◆ **YOUR OBJECTIVE**
Rewrite every row below as a numbered list, dropping blank lines and leaving the pictures out.
___ DATA PROVIDED
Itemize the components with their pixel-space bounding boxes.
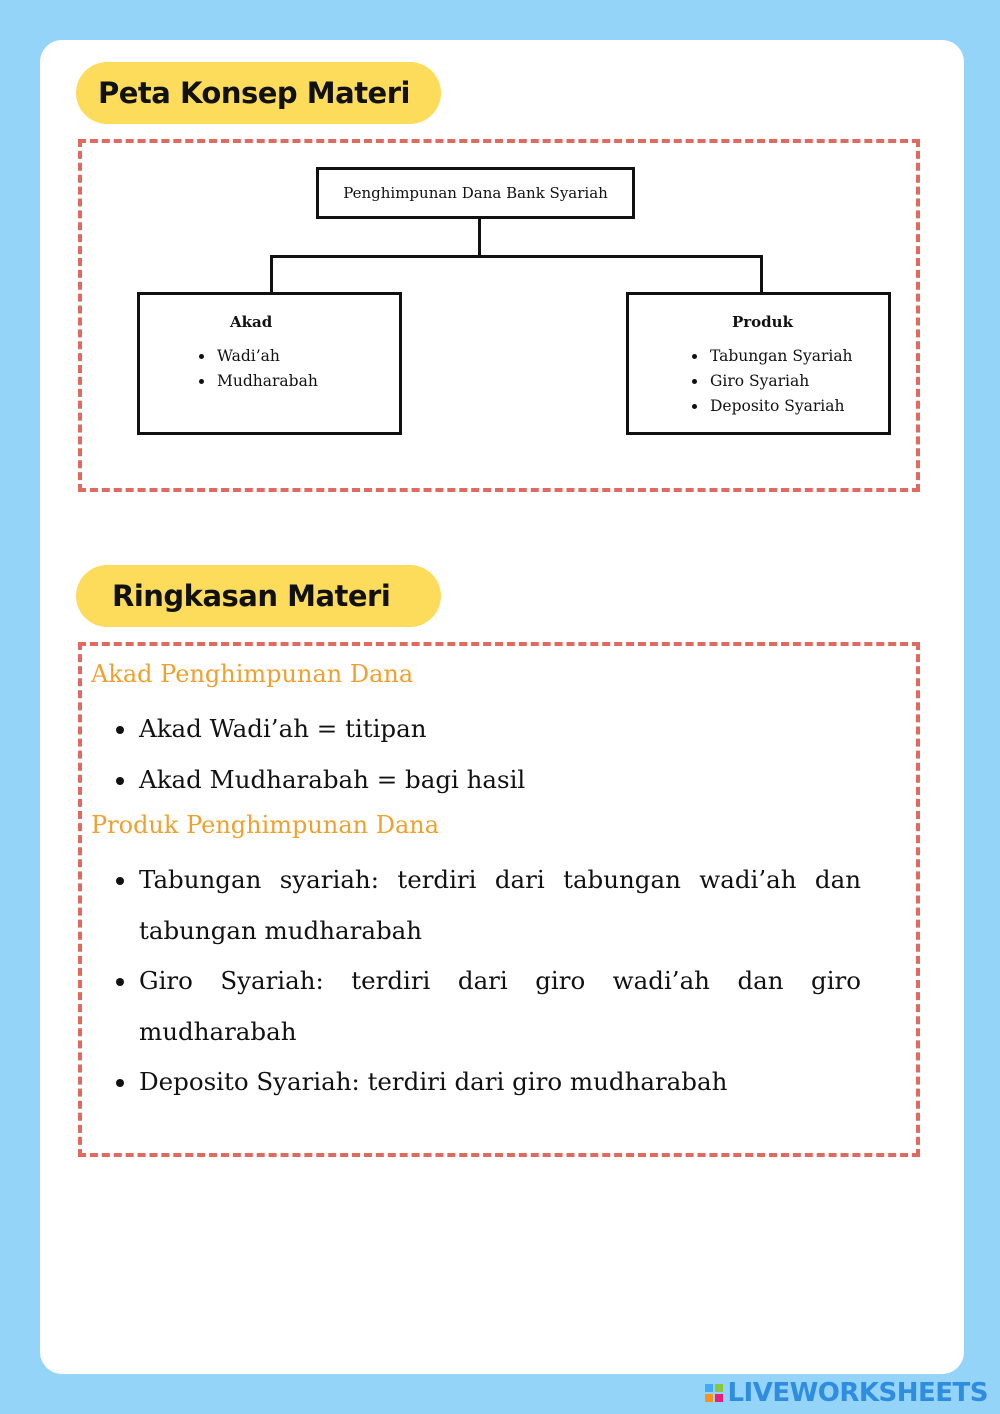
- list-item: • Akad Wadi’ah = titipan: [138, 704, 861, 755]
- list-item: • Giro Syariah: terdiri dari giro wadi’ah dan giro mudharabah: [138, 956, 861, 1057]
- connector-horizontal: [270, 255, 763, 258]
- liveworksheets-logo-icon: [705, 1384, 723, 1402]
- concept-node-akad: [137, 292, 402, 435]
- akad-summary-list: [91, 704, 861, 805]
- list-item: • Deposito Syariah: terdiri dari giro mudharabah: [138, 1057, 861, 1108]
- akad-node-title: Akad: [230, 313, 273, 331]
- connector-right-down: [760, 255, 763, 293]
- concept-root-label: Penghimpunan Dana Bank Syariah: [343, 184, 608, 202]
- concept-node-produk: [626, 292, 891, 435]
- brand-name: LIVEWORKSHEETS: [727, 1378, 988, 1408]
- list-item: • Tabungan syariah: terdiri dari tabungan wadi’ah dan tabungan mudharabah: [138, 855, 861, 956]
- list-item: • Giro Syariah: [708, 369, 853, 394]
- liveworksheets-brand[interactable]: [705, 1378, 988, 1408]
- list-item: • Tabungan Syariah: [708, 344, 853, 369]
- summary-title: Ringkasan Materi: [76, 565, 441, 627]
- list-item: • Deposito Syariah: [708, 394, 853, 419]
- produk-summary-list: [91, 855, 861, 1108]
- concept-root-node: [316, 167, 635, 219]
- list-item: • Akad Mudharabah = bagi hasil: [138, 755, 861, 806]
- section-heading-produk: Produk Penghimpunan Dana: [91, 811, 440, 839]
- connector-left-down: [270, 255, 273, 293]
- produk-node-list: [690, 344, 853, 419]
- akad-node-list: [197, 344, 318, 394]
- connector-root-down: [478, 219, 481, 257]
- concept-map-title: Peta Konsep Materi: [76, 62, 441, 124]
- list-item: • Mudharabah: [215, 369, 318, 394]
- summary-content: [91, 654, 861, 1108]
- section-heading-akad: Akad Penghimpunan Dana: [91, 660, 414, 688]
- list-item: • Wadi’ah: [215, 344, 318, 369]
- produk-node-title: Produk: [732, 313, 793, 331]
______
◆ **TASK SOLUTION**
1. Itemize the components with their pixel-space bounding boxes.
2. - list-item: • Akad Wadi’ah = titipan: [138, 704, 861, 755]
3. - list-item: • Giro Syariah: terdiri dari giro wadi’ah dan giro mudharabah: [138, 956, 861, 1057]
4. - connector-horizontal: [270, 255, 763, 258]
5. - liveworksheets-logo-icon: [705, 1384, 723, 1402]
6. - concept-node-akad: [137, 292, 402, 435]
7. - akad-summary-list: [91, 704, 861, 805]
8. - list-item: • Deposito Syariah: terdiri dari giro mudharabah: [138, 1057, 861, 1108]
9. - akad-node-title: Akad: [230, 313, 273, 331]
10. - connector-right-down: [760, 255, 763, 293]
11. - concept-root-label: Penghimpunan Dana Bank Syariah: [343, 184, 608, 202]
12. - concept-node-produk: [626, 292, 891, 435]
13. - brand-name: LIVEWORKSHEETS: [727, 1378, 988, 1408]
14. - list-item: • Tabungan syariah: terdiri dari tabungan wadi’ah dan tabungan mudharabah: [138, 855, 861, 956]
15. - list-item: • Giro Syariah: [708, 369, 853, 394]
16. - liveworksheets-brand[interactable]: [705, 1378, 988, 1408]
17. - list-item: • Tabungan Syariah: [708, 344, 853, 369]
18. - summary-title: Ringkasan Materi: [76, 565, 441, 627]
19. - list-item: • Deposito Syariah: [708, 394, 853, 419]
20. - produk-summary-list: [91, 855, 861, 1108]
21. - concept-root-node: [316, 167, 635, 219]
22. - list-item: • Akad Mudharabah = bagi hasil: [138, 755, 861, 806]
23. - section-heading-produk: Produk Penghimpunan Dana: [91, 811, 440, 839]
24. - connector-left-down: [270, 255, 273, 293]
25. - produk-node-list: [690, 344, 853, 419]
26. - akad-node-list: [197, 344, 318, 394]
27. - connector-root-down: [478, 219, 481, 257]
28. - concept-map-title: Peta Konsep Materi: [76, 62, 441, 124]
29. - list-item: • Mudharabah: [215, 369, 318, 394]
30. - summary-content: [91, 654, 861, 1108]
31. - section-heading-akad: Akad Penghimpunan Dana: [91, 660, 414, 688]
32. - list-item: • Wadi’ah: [215, 344, 318, 369]
33. - produk-node-title: Produk: [732, 313, 793, 331]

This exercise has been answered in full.